Dataset entries
☆ ☆ ☆

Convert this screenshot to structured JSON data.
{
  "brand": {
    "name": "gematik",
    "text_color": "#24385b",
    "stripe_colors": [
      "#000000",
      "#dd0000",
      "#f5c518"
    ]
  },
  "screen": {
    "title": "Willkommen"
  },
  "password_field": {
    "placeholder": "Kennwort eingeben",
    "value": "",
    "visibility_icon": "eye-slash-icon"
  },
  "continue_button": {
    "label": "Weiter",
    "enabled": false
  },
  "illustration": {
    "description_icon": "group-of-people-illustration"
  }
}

☆ ☆ ☆

• _WRITTEN PROBLEM_: All of the entries must be written out exactly as they stand.

• _SOLUTION TO THE PROBLEM_:
Convert this screenshot to structured JSON data.
{
  "brand": {
    "name": "gematik",
    "text_color": "#24385b",
    "stripe_colors": [
      "#000000",
      "#dd0000",
      "#f5c518"
    ]
  },
  "screen": {
    "title": "Willkommen"
  },
  "password_field": {
    "placeholder": "Kennwort eingeben",
    "value": "",
    "visibility_icon": "eye-slash-icon"
  },
  "continue_button": {
    "label": "Weiter",
    "enabled": false
  },
  "illustration": {
    "description_icon": "group-of-people-illustration"
  }
}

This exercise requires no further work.